• _EXERCISE DESCRIPTION_: Output each line of the material exactly as it stands.

[Dataset records]

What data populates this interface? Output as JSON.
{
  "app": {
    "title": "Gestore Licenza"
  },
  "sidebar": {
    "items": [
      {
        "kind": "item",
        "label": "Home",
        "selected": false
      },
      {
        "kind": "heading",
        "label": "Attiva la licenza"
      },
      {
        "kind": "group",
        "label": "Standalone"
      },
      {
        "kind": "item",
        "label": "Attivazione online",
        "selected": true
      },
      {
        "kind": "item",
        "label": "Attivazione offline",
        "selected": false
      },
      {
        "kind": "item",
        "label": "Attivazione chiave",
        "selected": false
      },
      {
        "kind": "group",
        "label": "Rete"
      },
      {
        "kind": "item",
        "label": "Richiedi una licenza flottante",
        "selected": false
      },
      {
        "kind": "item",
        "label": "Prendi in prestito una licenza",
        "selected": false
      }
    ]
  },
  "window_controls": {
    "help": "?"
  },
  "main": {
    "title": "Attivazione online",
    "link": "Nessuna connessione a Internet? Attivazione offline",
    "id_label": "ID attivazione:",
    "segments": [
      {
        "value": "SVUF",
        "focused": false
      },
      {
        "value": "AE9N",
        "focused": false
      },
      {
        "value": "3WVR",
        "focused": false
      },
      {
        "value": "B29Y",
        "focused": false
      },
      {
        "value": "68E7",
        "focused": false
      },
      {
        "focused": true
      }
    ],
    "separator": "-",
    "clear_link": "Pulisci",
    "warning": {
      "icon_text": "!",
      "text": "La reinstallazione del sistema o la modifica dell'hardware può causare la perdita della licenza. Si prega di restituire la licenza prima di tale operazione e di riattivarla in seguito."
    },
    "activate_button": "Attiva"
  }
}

• _WRITTEN REPLY_:
What data populates this interface? Output as JSON.
{
  "app": {
    "title": "Gestore Licenza"
  },
  "sidebar": {
    "items": [
      {
        "kind": "item",
        "label": "Home",
        "selected": false
      },
      {
        "kind": "heading",
        "label": "Attiva la licenza"
      },
      {
        "kind": "group",
        "label": "Standalone"
      },
      {
        "kind": "item",
        "label": "Attivazione online",
        "selected": true
      },
      {
        "kind": "item",
        "label": "Attivazione offline",
        "selected": false
      },
      {
        "kind": "item",
        "label": "Attivazione chiave",
        "selected": false
      },
      {
        "kind": "group",
        "label": "Rete"
      },
      {
        "kind": "item",
        "label": "Richiedi una licenza flottante",
        "selected": false
      },
      {
        "kind": "item",
        "label": "Prendi in prestito una licenza",
        "selected": false
      }
    ]
  },
  "window_controls": {
    "help": "?"
  },
  "main": {
    "title": "Attivazione online",
    "link": "Nessuna connessione a Internet? Attivazione offline",
    "id_label": "ID attivazione:",
    "segments": [
      {
        "value": "SVUF",
        "focused": false
      },
      {
        "value": "AE9N",
        "focused": false
      },
      {
        "value": "3WVR",
        "focused": false
      },
      {
        "value": "B29Y",
        "focused": false
      },
      {
        "value": "68E7",
        "focused": false
      },
      {
        "focused": true
      }
    ],
    "separator": "-",
    "clear_link": "Pulisci",
    "warning": {
      "icon_text": "!",
      "text": "La reinstallazione del sistema o la modifica dell'hardware può causare la perdita della licenza. Si prega di restituire la licenza prima di tale operazione e di riattivarla in seguito."
    },
    "activate_button": "Attiva"
  }
}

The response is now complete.